Records excerpted from a collection —
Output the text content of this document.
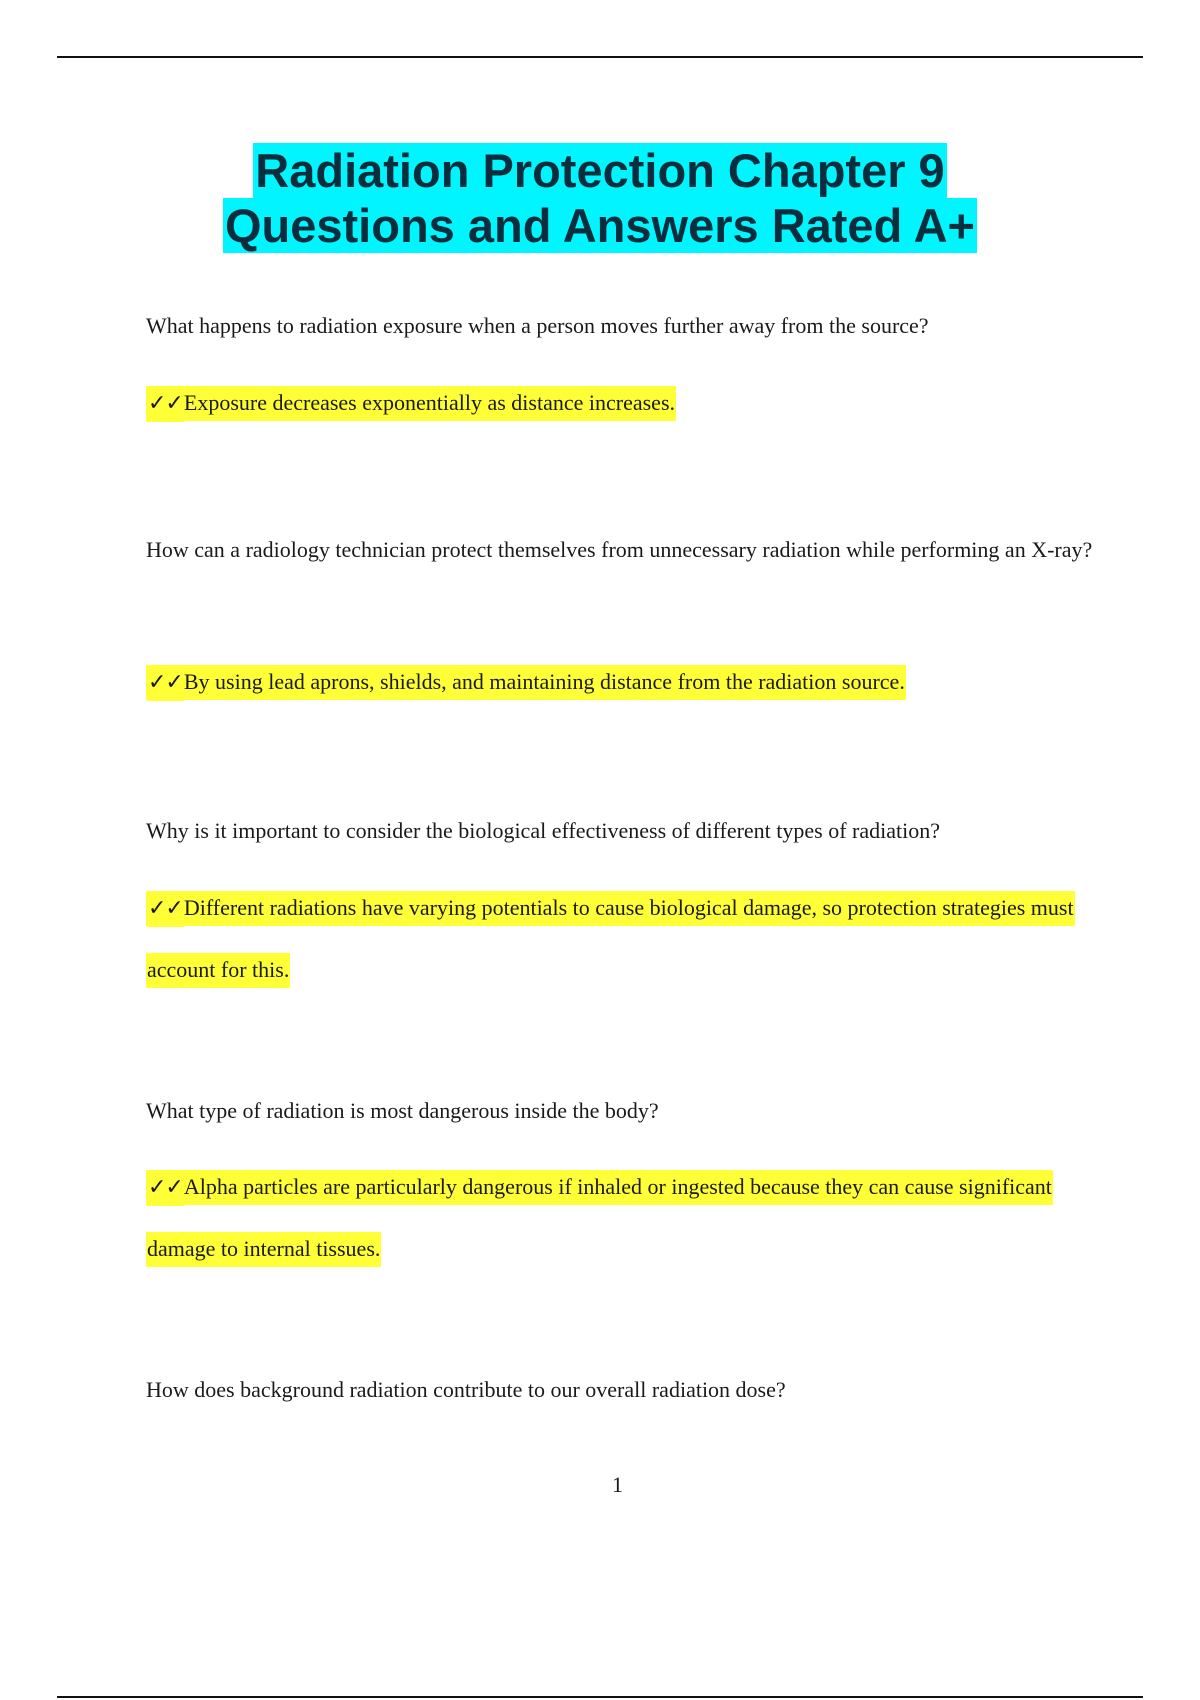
Radiation Protection Chapter 9
Questions and Answers Rated A+

What happens to radiation exposure when a person moves further away from the source?

✓✓Exposure decreases exponentially as distance increases.

How can a radiology technician protect themselves from unnecessary radiation while performing an X-ray?

✓✓By using lead aprons, shields, and maintaining distance from the radiation source.

Why is it important to consider the biological effectiveness of different types of radiation?

✓✓Different radiations have varying potentials to cause biological damage, so protection strategies must account for this.

What type of radiation is most dangerous inside the body?

✓✓Alpha particles are particularly dangerous if inhaled or ingested because they can cause significant damage to internal tissues.

How does background radiation contribute to our overall radiation dose?

1
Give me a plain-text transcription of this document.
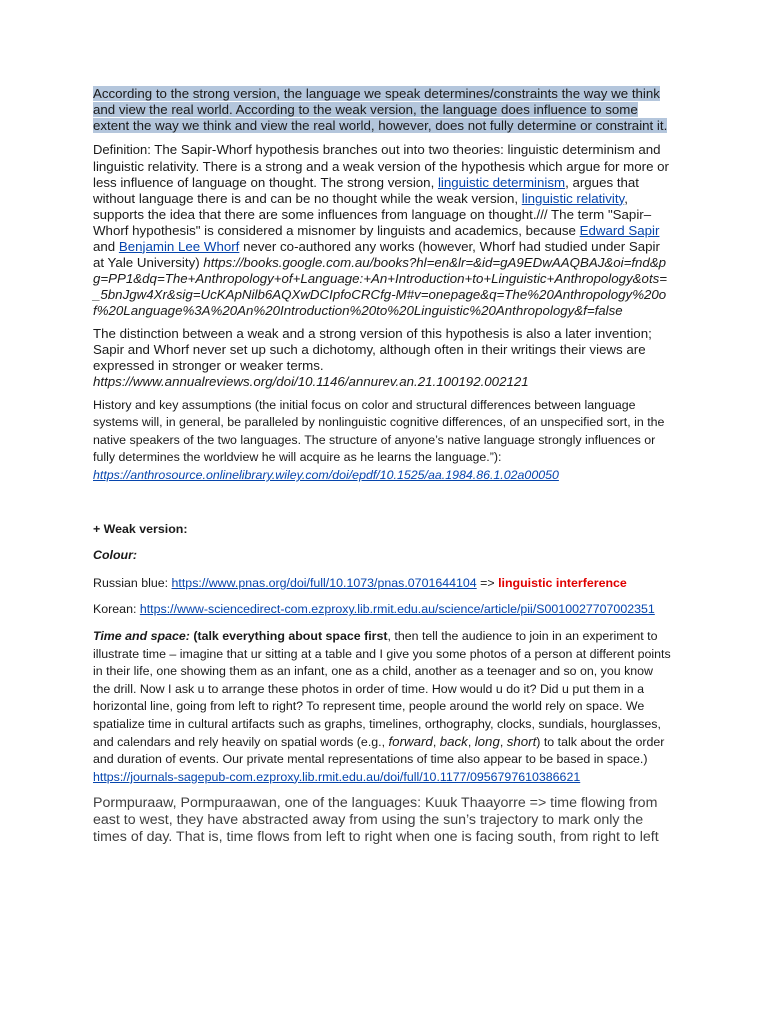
According to the strong version, the language we speak determines/constraints the way we think and view the real world. According to the weak version, the language does influence to some extent the way we think and view the real world, however, does not fully determine or constraint it.

Definition: The Sapir-Whorf hypothesis branches out into two theories: linguistic determinism and linguistic relativity. There is a strong and a weak version of the hypothesis which argue for more or less influence of language on thought. The strong version, linguistic determinism, argues that without language there is and can be no thought while the weak version, linguistic relativity, supports the idea that there are some influences from language on thought./// The term "Sapir–Whorf hypothesis" is considered a misnomer by linguists and academics, because Edward Sapir and Benjamin Lee Whorf never co-authored any works (however, Whorf had studied under Sapir at Yale University) https://books.google.com.au/books?hl=en&lr=&id=gA9EDwAAQBAJ&oi=fnd&pg=PP1&dq=The+Anthropology+of+Language:+An+Introduction+to+Linguistic+Anthropology&ots=_5bnJgw4Xr&sig=UcKApNilb6AQXwDCIpfoCRCfg-M#v=onepage&q=The%20Anthropology%20of%20Language%3A%20An%20Introduction%20to%20Linguistic%20Anthropology&f=false

The distinction between a weak and a strong version of this hypothesis is also a later invention; Sapir and Whorf never set up such a dichotomy, although often in their writings their views are expressed in stronger or weaker terms.
https://www.annualreviews.org/doi/10.1146/annurev.an.21.100192.002121

History and key assumptions (the initial focus on color and structural differences between language systems will, in general, be paralleled by nonlinguistic cognitive differences, of an unspecified sort, in the native speakers of the two languages. The structure of anyone’s native language strongly influences or fully determines the worldview he will acquire as he learns the language.”):
https://anthrosource.onlinelibrary.wiley.com/doi/epdf/10.1525/aa.1984.86.1.02a00050

+ Weak version:

Colour:

Russian blue: https://www.pnas.org/doi/full/10.1073/pnas.0701644104 => linguistic interference

Korean: https://www-sciencedirect-com.ezproxy.lib.rmit.edu.au/science/article/pii/S0010027707002351

Time and space: (talk everything about space first, then tell the audience to join in an experiment to illustrate time – imagine that ur sitting at a table and I give you some photos of a person at different points in their life, one showing them as an infant, one as a child, another as a teenager and so on, you know the drill. Now I ask u to arrange these photos in order of time. How would u do it? Did u put them in a horizontal line, going from left to right? To represent time, people around the world rely on space. We spatialize time in cultural artifacts such as graphs, timelines, orthography, clocks, sundials, hourglasses, and calendars and rely heavily on spatial words (e.g., forward, back, long, short) to talk about the order and duration of events. Our private mental representations of time also appear to be based in space.) https://journals-sagepub-com.ezproxy.lib.rmit.edu.au/doi/full/10.1177/0956797610386621

Pormpuraaw, Pormpuraawan, one of the languages: Kuuk Thaayorre => time flowing from east to west, they have abstracted away from using the sun’s trajectory to mark only the times of day. That is, time flows from left to right when one is facing south, from right to left
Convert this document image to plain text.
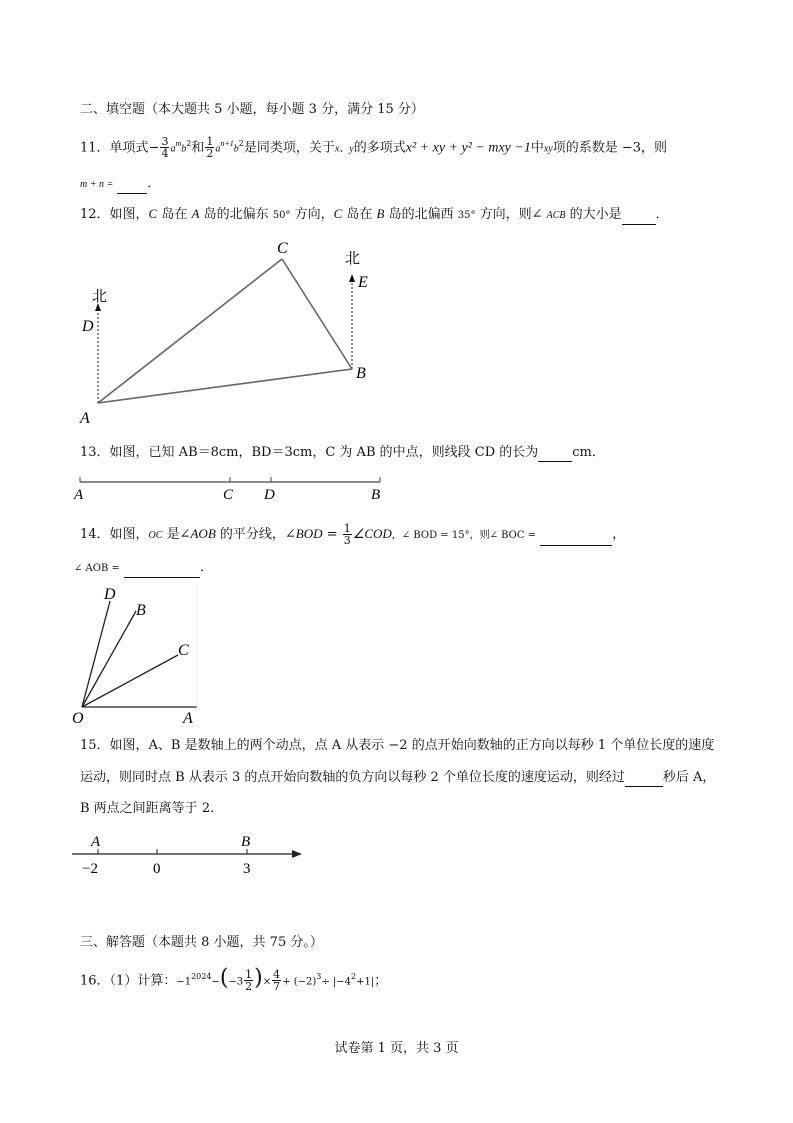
二、填空题（本大题共 5 小题，每小题 3 分，满分 15 分）
11．单项式− $\frac{3}{4} a^mb^2$和 $\frac{1}{2} a^{n+1}b^2$是同类项，关于x、y的多项式x² + xy + y² − mxy −1中xy项的系数是 −3，则
m + n =	．
12．如图，C 岛在 A 岛的北偏东 50° 方向，C 岛在 B 岛的北偏西 35° 方向，则∠ ACB 的大小是	．
北
北
D
E
C
B
A
13．如图，已知 AB＝8cm，BD＝3cm，C 为 AB 的中点，则线段 CD 的长为	cm．
A	C D	B
14．如图，OC 是∠AOB 的平分线，∠BOD = $\frac{1}{3}$ ∠COD，∠ BOD = 15°，则∠ BOC =	，
∠ AOB =	．
D
B
C
O	A
15．如图，A、B 是数轴上的两个动点，点 A 从表示 −2 的点开始向数轴的正方向以每秒 1 个单位长度的速度
运动，则同时点 B 从表示 3 的点开始向数轴的负方向以每秒 2 个单位长度的速度运动，则经过	秒后 A，
B 两点之间距离等于 2．
A	B
−2	0	3
三、解答题（本题共 8 小题，共 75 分。）
16．（1）计算：$-1^{2024}-(-3 \frac{1}{2}$ )× $\frac{4}{7} + (-2)^3\div |-4^2+1|$；
试卷第 1 页，共 3 页
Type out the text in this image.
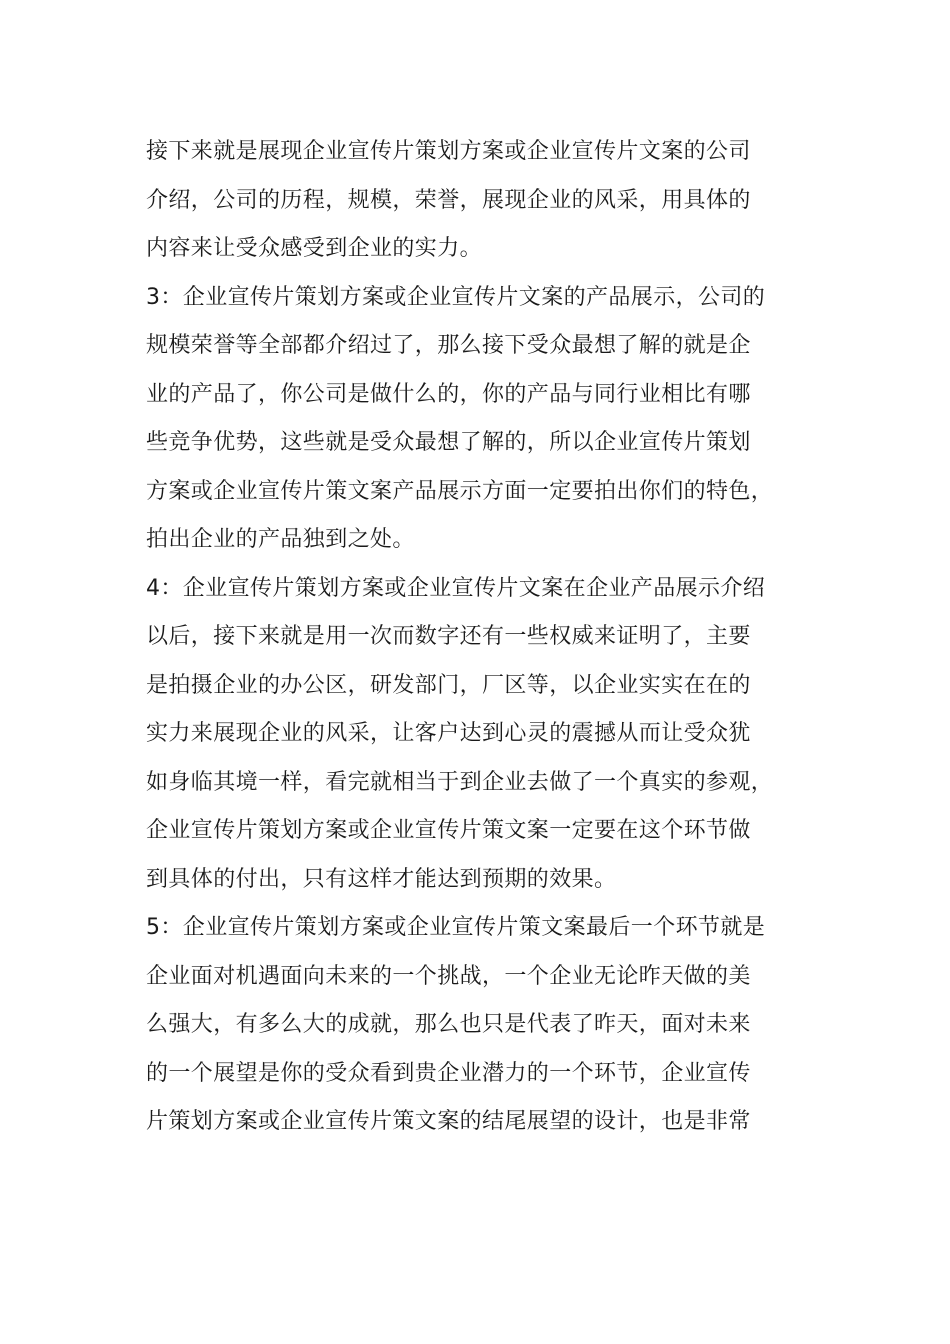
接下来就是展现企业宣传片策划方案或企业宣传片文案的公司
介绍，公司的历程，规模，荣誉，展现企业的风采，用具体的
内容来让受众感受到企业的实力。
3：企业宣传片策划方案或企业宣传片文案的产品展示，公司的
规模荣誉等全部都介绍过了，那么接下受众最想了解的就是企
业的产品了，你公司是做什么的，你的产品与同行业相比有哪
些竞争优势，这些就是受众最想了解的，所以企业宣传片策划
方案或企业宣传片策文案产品展示方面一定要拍出你们的特色，
拍出企业的产品独到之处。
4：企业宣传片策划方案或企业宣传片文案在企业产品展示介绍
以后，接下来就是用一次而数字还有一些权威来证明了，主要
是拍摄企业的办公区，研发部门，厂区等，以企业实实在在的
实力来展现企业的风采，让客户达到心灵的震撼从而让受众犹
如身临其境一样，看完就相当于到企业去做了一个真实的参观，
企业宣传片策划方案或企业宣传片策文案一定要在这个环节做
到具体的付出，只有这样才能达到预期的效果。
5：企业宣传片策划方案或企业宣传片策文案最后一个环节就是
企业面对机遇面向未来的一个挑战，一个企业无论昨天做的美
么强大，有多么大的成就，那么也只是代表了昨天，面对未来
的一个展望是你的受众看到贵企业潜力的一个环节，企业宣传
片策划方案或企业宣传片策文案的结尾展望的设计，也是非常
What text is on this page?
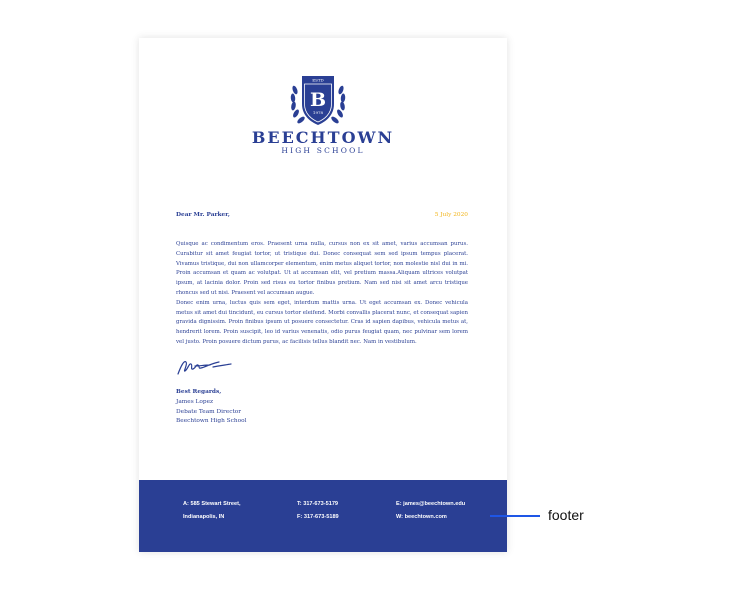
ESTD
B
1978
BEECHTOWN
HIGH SCHOOL
Dear Mr. Parker,	5 July 2020

Quisque ac condimentum eros. Praesent urna nulla, cursus non ex sit amet, varius accumsan purus. Curabitur sit amet feugiat tortor, ut tristique dui. Donec consequat sem sed ipsum tempus placerat. Vivamus tristique, dui non ullamcorper elementum, enim metus aliquet tortor, non molestie nisl dui in mi. Proin accumsan et quam ac volutpat. Ut at accumsan elit, vel pretium massa.Aliquam ultrices volutpat ipsum, at lacinia dolor. Proin sed risus eu tortor finibus pretium. Nam sed nisi sit amet arcu tristique rhoncus sed ut nisi. Praesent vel accumsan augue.

Donec enim urna, luctus quis sem eget, interdum mattis urna. Ut eget accumsan ex. Donec vehicula metus sit amet dui tincidunt, eu cursus tortor eleifend. Morbi convallis placerat nunc, et consequat sapien gravida dignissim. Proin finibus ipsum ut posuere consectetur. Cras id sapien dapibus, vehicula metus at, hendrerit lorem. Proin suscipit, leo id varius venenatis, odio purus feugiat quam, nec pulvinar sem lorem vel justo. Proin posuere dictum purus, ac facilisis tellus blandit nec. Nam in vestibulum.

Best Regards,
James Lopez
Debate Team Director
Beechtown High School
A: 585 Stewart Street,
Indianapolis, IN
T: 317-673-5179
F: 317-673-5189
E: james@beechtown.edu
W: beechtown.com	footer
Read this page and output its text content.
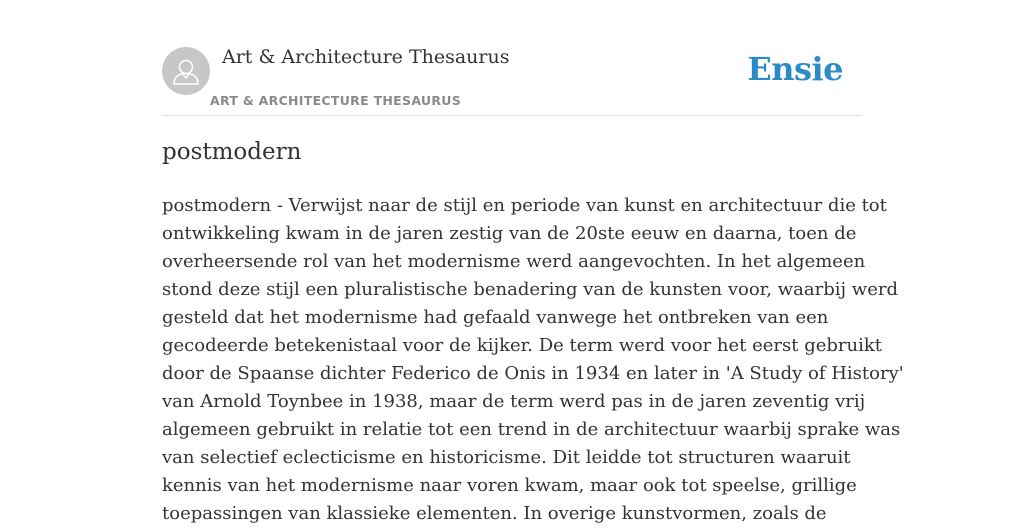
Art & Architecture Thesaurus
ART & ARCHITECTURE THESAURUS
Ensie
postmodern

postmodern - Verwijst naar de stijl en periode van kunst en architectuur die tot
ontwikkeling kwam in de jaren zestig van de 20ste eeuw en daarna, toen de
overheersende rol van het modernisme werd aangevochten. In het algemeen
stond deze stijl een pluralistische benadering van de kunsten voor, waarbij werd
gesteld dat het modernisme had gefaald vanwege het ontbreken van een
gecodeerde betekenistaal voor de kijker. De term werd voor het eerst gebruikt
door de Spaanse dichter Federico de Onis in 1934 en later in 'A Study of History'
van Arnold Toynbee in 1938, maar de term werd pas in de jaren zeventig vrij
algemeen gebruikt in relatie tot een trend in de architectuur waarbij sprake was
van selectief eclecticisme en historicisme. Dit leidde tot structuren waaruit
kennis van het modernisme naar voren kwam, maar ook tot speelse, grillige
toepassingen van klassieke elementen. In overige kunstvormen, zoals de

What the task asks —
Only the number is wanted: count the lines of the records that hold the word "accumsan".

Exercise solution —
2